* INPUT FOR THIS TASK:

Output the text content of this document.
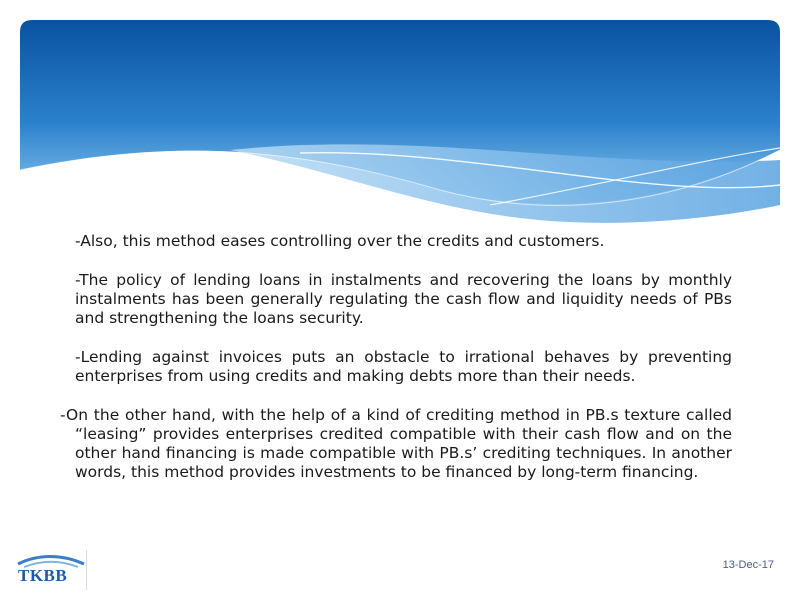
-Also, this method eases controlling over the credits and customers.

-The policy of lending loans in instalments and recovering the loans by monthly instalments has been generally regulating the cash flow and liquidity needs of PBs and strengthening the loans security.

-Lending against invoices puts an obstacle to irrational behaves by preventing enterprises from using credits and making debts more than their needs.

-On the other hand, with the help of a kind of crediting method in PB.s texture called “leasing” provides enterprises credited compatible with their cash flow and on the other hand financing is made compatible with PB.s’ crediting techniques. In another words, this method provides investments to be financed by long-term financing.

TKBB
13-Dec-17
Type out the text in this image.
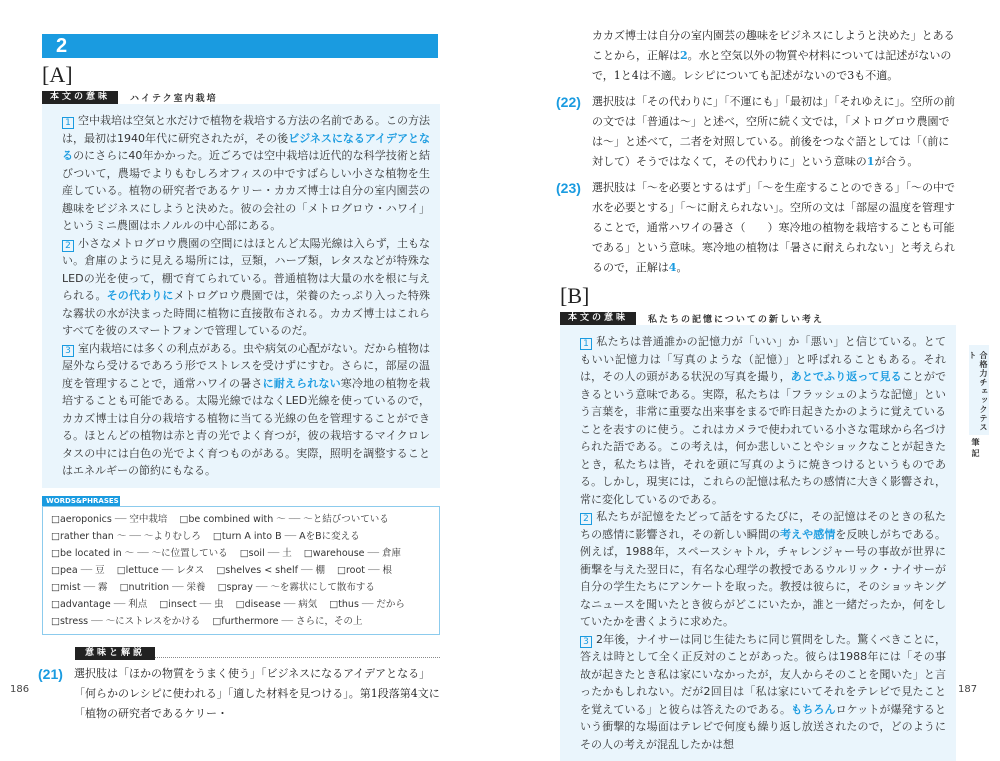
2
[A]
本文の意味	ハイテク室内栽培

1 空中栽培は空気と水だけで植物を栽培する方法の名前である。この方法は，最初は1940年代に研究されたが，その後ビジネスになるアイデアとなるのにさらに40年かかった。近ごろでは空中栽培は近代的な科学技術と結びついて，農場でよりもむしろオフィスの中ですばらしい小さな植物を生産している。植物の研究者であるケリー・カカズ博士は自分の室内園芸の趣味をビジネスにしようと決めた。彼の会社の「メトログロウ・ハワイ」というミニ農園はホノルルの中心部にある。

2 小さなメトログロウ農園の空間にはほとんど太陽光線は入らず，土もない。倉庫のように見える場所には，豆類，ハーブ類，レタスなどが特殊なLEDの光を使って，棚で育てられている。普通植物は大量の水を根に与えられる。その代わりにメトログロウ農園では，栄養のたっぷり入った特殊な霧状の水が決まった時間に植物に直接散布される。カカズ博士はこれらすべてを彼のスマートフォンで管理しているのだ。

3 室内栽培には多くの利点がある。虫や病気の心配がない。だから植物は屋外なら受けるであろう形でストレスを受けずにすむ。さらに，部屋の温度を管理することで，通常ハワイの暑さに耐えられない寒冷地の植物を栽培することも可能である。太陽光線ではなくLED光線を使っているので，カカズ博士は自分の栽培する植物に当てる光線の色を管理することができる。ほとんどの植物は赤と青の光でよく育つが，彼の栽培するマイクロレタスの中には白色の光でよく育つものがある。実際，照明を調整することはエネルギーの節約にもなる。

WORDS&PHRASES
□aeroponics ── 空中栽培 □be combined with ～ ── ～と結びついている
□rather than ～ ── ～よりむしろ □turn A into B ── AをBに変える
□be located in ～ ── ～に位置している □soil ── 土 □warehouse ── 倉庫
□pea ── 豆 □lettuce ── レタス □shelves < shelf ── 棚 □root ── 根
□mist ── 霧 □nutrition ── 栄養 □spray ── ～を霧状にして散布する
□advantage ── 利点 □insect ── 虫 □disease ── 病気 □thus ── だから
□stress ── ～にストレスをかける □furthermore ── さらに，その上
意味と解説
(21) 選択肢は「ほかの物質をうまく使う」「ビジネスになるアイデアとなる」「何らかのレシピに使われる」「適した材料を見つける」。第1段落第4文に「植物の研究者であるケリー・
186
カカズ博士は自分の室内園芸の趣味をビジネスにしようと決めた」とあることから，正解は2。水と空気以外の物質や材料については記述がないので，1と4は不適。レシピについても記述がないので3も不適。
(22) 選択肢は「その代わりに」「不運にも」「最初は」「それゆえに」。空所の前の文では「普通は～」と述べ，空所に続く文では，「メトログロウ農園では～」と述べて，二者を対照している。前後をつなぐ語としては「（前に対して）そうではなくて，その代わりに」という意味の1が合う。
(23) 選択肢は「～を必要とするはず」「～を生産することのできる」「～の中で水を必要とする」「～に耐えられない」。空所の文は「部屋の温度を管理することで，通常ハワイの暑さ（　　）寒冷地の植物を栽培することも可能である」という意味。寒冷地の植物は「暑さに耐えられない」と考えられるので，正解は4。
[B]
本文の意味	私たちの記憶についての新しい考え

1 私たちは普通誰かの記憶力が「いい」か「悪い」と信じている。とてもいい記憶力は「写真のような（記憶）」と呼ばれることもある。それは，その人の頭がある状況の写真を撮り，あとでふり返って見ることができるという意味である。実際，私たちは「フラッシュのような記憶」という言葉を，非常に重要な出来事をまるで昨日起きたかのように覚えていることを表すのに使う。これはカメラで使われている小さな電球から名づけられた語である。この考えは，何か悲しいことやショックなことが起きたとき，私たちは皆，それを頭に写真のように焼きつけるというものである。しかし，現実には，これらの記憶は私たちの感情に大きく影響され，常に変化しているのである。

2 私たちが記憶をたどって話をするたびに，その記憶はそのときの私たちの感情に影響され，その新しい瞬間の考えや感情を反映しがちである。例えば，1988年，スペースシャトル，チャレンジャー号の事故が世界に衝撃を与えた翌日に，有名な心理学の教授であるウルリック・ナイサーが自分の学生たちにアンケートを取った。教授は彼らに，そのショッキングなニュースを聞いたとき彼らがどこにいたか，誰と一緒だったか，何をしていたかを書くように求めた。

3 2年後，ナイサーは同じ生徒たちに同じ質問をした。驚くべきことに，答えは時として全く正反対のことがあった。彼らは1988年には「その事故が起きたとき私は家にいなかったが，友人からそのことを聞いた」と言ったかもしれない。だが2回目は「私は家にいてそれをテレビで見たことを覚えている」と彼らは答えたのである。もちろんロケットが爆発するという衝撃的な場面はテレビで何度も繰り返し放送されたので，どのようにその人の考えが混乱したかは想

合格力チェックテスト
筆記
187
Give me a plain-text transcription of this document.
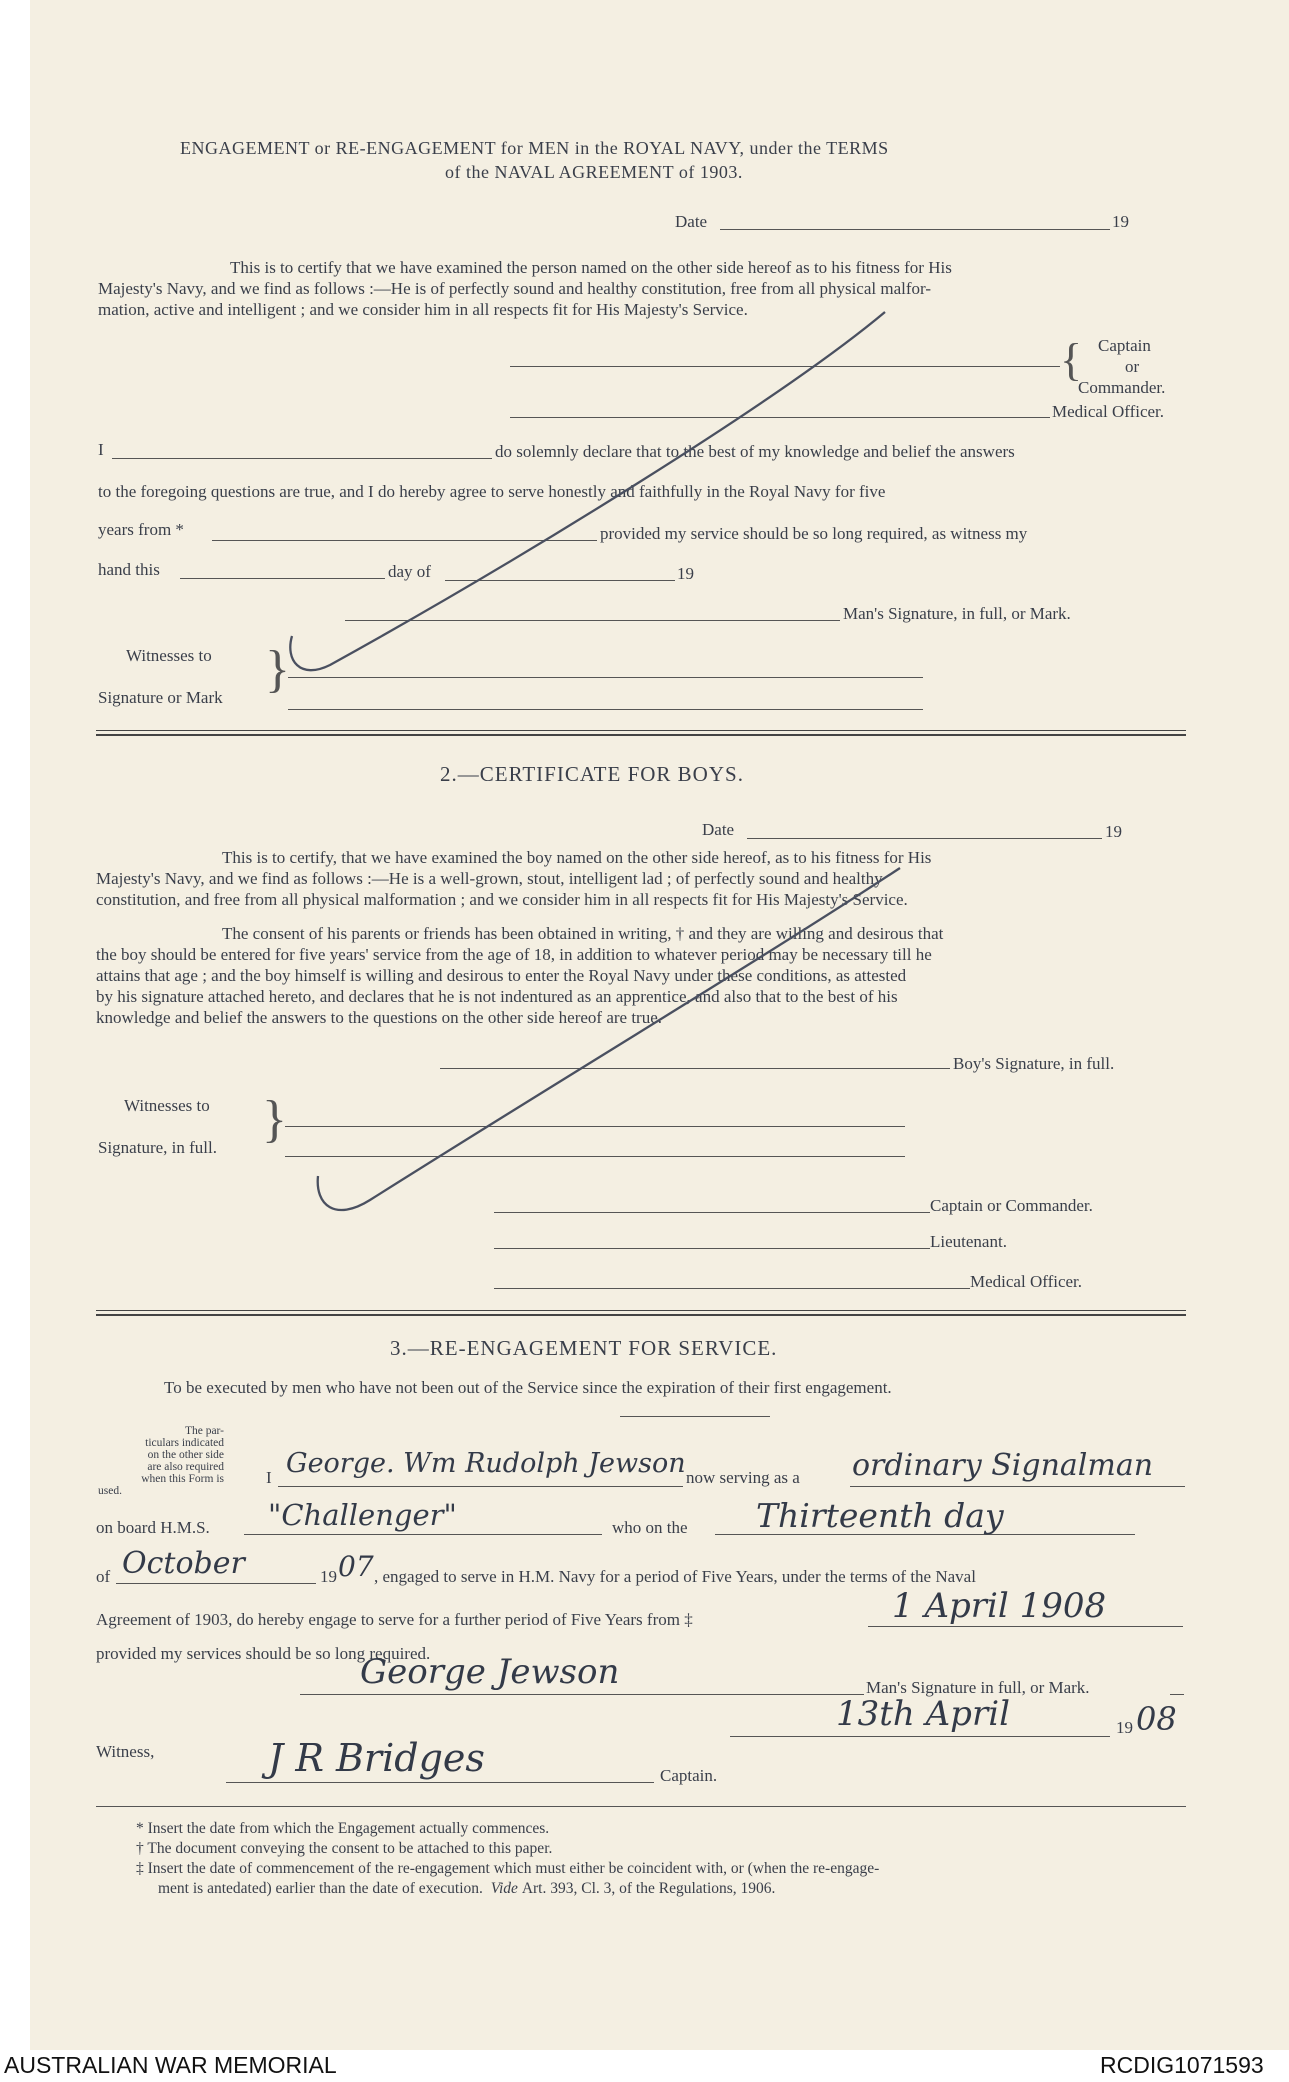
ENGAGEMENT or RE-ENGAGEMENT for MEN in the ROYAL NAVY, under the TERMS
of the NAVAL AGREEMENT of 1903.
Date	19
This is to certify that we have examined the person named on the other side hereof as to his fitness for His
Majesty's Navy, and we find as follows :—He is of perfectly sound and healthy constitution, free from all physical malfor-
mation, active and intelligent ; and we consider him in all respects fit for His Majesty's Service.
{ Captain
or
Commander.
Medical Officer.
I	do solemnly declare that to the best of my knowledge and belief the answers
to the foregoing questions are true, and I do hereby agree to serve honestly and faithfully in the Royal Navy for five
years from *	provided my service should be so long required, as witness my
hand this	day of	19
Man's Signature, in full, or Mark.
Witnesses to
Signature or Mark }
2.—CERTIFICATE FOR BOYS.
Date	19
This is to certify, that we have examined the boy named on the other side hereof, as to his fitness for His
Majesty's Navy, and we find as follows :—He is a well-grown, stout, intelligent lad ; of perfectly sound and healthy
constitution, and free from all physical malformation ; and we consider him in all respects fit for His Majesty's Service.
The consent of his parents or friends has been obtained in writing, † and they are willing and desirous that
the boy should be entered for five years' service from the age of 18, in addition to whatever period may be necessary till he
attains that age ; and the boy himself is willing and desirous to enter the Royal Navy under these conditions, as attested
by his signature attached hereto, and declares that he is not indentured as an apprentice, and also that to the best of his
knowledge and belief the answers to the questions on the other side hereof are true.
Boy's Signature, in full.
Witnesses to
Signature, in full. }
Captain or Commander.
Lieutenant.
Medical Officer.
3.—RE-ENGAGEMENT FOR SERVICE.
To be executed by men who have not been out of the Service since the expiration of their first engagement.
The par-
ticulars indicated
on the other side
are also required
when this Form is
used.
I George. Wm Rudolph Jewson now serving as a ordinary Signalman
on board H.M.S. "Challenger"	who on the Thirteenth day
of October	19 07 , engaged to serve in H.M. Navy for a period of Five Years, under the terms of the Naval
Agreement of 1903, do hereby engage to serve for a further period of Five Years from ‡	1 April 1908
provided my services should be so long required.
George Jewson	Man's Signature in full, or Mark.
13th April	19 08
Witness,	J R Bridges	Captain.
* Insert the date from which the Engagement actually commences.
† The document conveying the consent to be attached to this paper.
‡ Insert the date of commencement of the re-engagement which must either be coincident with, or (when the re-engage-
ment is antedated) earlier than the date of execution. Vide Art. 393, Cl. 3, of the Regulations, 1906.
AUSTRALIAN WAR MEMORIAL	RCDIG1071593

* INSTRUCTIONS TO FOLLOW:
Repeat the listing in full and exactly. Do not include any images.

* SOLUTION TO THIS EXERCISE:
Output the text content of this document.
-Also, this method eases controlling over the credits and customers.

-The policy of lending loans in instalments and recovering the loans by monthly instalments has been generally regulating the cash flow and liquidity needs of PBs and strengthening the loans security.

-Lending against invoices puts an obstacle to irrational behaves by preventing enterprises from using credits and making debts more than their needs.

-On the other hand, with the help of a kind of crediting method in PB.s texture called “leasing” provides enterprises credited compatible with their cash flow and on the other hand financing is made compatible with PB.s’ crediting techniques. In another words, this method provides investments to be financed by long-term financing.

TKBB
13-Dec-17
Type out the text in this image.
2
[A]
本文の意味	ハイテク室内栽培

1 空中栽培は空気と水だけで植物を栽培する方法の名前である。この方法は，最初は1940年代に研究されたが，その後ビジネスになるアイデアとなるのにさらに40年かかった。近ごろでは空中栽培は近代的な科学技術と結びついて，農場でよりもむしろオフィスの中ですばらしい小さな植物を生産している。植物の研究者であるケリー・カカズ博士は自分の室内園芸の趣味をビジネスにしようと決めた。彼の会社の「メトログロウ・ハワイ」というミニ農園はホノルルの中心部にある。

2 小さなメトログロウ農園の空間にはほとんど太陽光線は入らず，土もない。倉庫のように見える場所には，豆類，ハーブ類，レタスなどが特殊なLEDの光を使って，棚で育てられている。普通植物は大量の水を根に与えられる。その代わりにメトログロウ農園では，栄養のたっぷり入った特殊な霧状の水が決まった時間に植物に直接散布される。カカズ博士はこれらすべてを彼のスマートフォンで管理しているのだ。

3 室内栽培には多くの利点がある。虫や病気の心配がない。だから植物は屋外なら受けるであろう形でストレスを受けずにすむ。さらに，部屋の温度を管理することで，通常ハワイの暑さに耐えられない寒冷地の植物を栽培することも可能である。太陽光線ではなくLED光線を使っているので，カカズ博士は自分の栽培する植物に当てる光線の色を管理することができる。ほとんどの植物は赤と青の光でよく育つが，彼の栽培するマイクロレタスの中には白色の光でよく育つものがある。実際，照明を調整することはエネルギーの節約にもなる。

WORDS&PHRASES
□aeroponics ── 空中栽培 □be combined with ～ ── ～と結びついている
□rather than ～ ── ～よりむしろ □turn A into B ── AをBに変える
□be located in ～ ── ～に位置している □soil ── 土 □warehouse ── 倉庫
□pea ── 豆 □lettuce ── レタス □shelves < shelf ── 棚 □root ── 根
□mist ── 霧 □nutrition ── 栄養 □spray ── ～を霧状にして散布する
□advantage ── 利点 □insect ── 虫 □disease ── 病気 □thus ── だから
□stress ── ～にストレスをかける □furthermore ── さらに，その上
意味と解説
(21) 選択肢は「ほかの物質をうまく使う」「ビジネスになるアイデアとなる」「何らかのレシピに使われる」「適した材料を見つける」。第1段落第4文に「植物の研究者であるケリー・
186
カカズ博士は自分の室内園芸の趣味をビジネスにしようと決めた」とあることから，正解は2。水と空気以外の物質や材料については記述がないので，1と4は不適。レシピについても記述がないので3も不適。
(22) 選択肢は「その代わりに」「不運にも」「最初は」「それゆえに」。空所の前の文では「普通は～」と述べ，空所に続く文では，「メトログロウ農園では～」と述べて，二者を対照している。前後をつなぐ語としては「（前に対して）そうではなくて，その代わりに」という意味の1が合う。
(23) 選択肢は「～を必要とするはず」「～を生産することのできる」「～の中で水を必要とする」「～に耐えられない」。空所の文は「部屋の温度を管理することで，通常ハワイの暑さ（　　）寒冷地の植物を栽培することも可能である」という意味。寒冷地の植物は「暑さに耐えられない」と考えられるので，正解は4。
[B]
本文の意味	私たちの記憶についての新しい考え

1 私たちは普通誰かの記憶力が「いい」か「悪い」と信じている。とてもいい記憶力は「写真のような（記憶）」と呼ばれることもある。それは，その人の頭がある状況の写真を撮り，あとでふり返って見ることができるという意味である。実際，私たちは「フラッシュのような記憶」という言葉を，非常に重要な出来事をまるで昨日起きたかのように覚えていることを表すのに使う。これはカメラで使われている小さな電球から名づけられた語である。この考えは，何か悲しいことやショックなことが起きたとき，私たちは皆，それを頭に写真のように焼きつけるというものである。しかし，現実には，これらの記憶は私たちの感情に大きく影響され，常に変化しているのである。

2 私たちが記憶をたどって話をするたびに，その記憶はそのときの私たちの感情に影響され，その新しい瞬間の考えや感情を反映しがちである。例えば，1988年，スペースシャトル，チャレンジャー号の事故が世界に衝撃を与えた翌日に，有名な心理学の教授であるウルリック・ナイサーが自分の学生たちにアンケートを取った。教授は彼らに，そのショッキングなニュースを聞いたとき彼らがどこにいたか，誰と一緒だったか，何をしていたかを書くように求めた。

3 2年後，ナイサーは同じ生徒たちに同じ質問をした。驚くべきことに，答えは時として全く正反対のことがあった。彼らは1988年には「その事故が起きたとき私は家にいなかったが，友人からそのことを聞いた」と言ったかもしれない。だが2回目は「私は家にいてそれをテレビで見たことを覚えている」と彼らは答えたのである。もちろんロケットが爆発するという衝撃的な場面はテレビで何度も繰り返し放送されたので，どのようにその人の考えが混乱したかは想

合格力チェックテスト
筆記
187
Give me a plain-text transcription of this document.
ENGAGEMENT or RE-ENGAGEMENT for MEN in the ROYAL NAVY, under the TERMS
of the NAVAL AGREEMENT of 1903.
Date	19
This is to certify that we have examined the person named on the other side hereof as to his fitness for His
Majesty's Navy, and we find as follows :—He is of perfectly sound and healthy constitution, free from all physical malfor-
mation, active and intelligent ; and we consider him in all respects fit for His Majesty's Service.
{ Captain
or
Commander.
Medical Officer.
I	do solemnly declare that to the best of my knowledge and belief the answers
to the foregoing questions are true, and I do hereby agree to serve honestly and faithfully in the Royal Navy for five
years from *	provided my service should be so long required, as witness my
hand this	day of	19
Man's Signature, in full, or Mark.
Witnesses to
Signature or Mark }
2.—CERTIFICATE FOR BOYS.
Date	19
This is to certify, that we have examined the boy named on the other side hereof, as to his fitness for His
Majesty's Navy, and we find as follows :—He is a well-grown, stout, intelligent lad ; of perfectly sound and healthy
constitution, and free from all physical malformation ; and we consider him in all respects fit for His Majesty's Service.
The consent of his parents or friends has been obtained in writing, † and they are willing and desirous that
the boy should be entered for five years' service from the age of 18, in addition to whatever period may be necessary till he
attains that age ; and the boy himself is willing and desirous to enter the Royal Navy under these conditions, as attested
by his signature attached hereto, and declares that he is not indentured as an apprentice, and also that to the best of his
knowledge and belief the answers to the questions on the other side hereof are true.
Boy's Signature, in full.
Witnesses to
Signature, in full. }
Captain or Commander.
Lieutenant.
Medical Officer.
3.—RE-ENGAGEMENT FOR SERVICE.
To be executed by men who have not been out of the Service since the expiration of their first engagement.
The par-
ticulars indicated
on the other side
are also required
when this Form is
used.
I George. Wm Rudolph Jewson now serving as a ordinary Signalman
on board H.M.S. "Challenger"	who on the Thirteenth day
of October	19 07 , engaged to serve in H.M. Navy for a period of Five Years, under the terms of the Naval
Agreement of 1903, do hereby engage to serve for a further period of Five Years from ‡	1 April 1908
provided my services should be so long required.
George Jewson	Man's Signature in full, or Mark.
13th April	19 08
Witness,	J R Bridges	Captain.
* Insert the date from which the Engagement actually commences.
† The document conveying the consent to be attached to this paper.
‡ Insert the date of commencement of the re-engagement which must either be coincident with, or (when the re-engage-
ment is antedated) earlier than the date of execution. Vide Art. 393, Cl. 3, of the Regulations, 1906.
AUSTRALIAN WAR MEMORIAL	RCDIG1071593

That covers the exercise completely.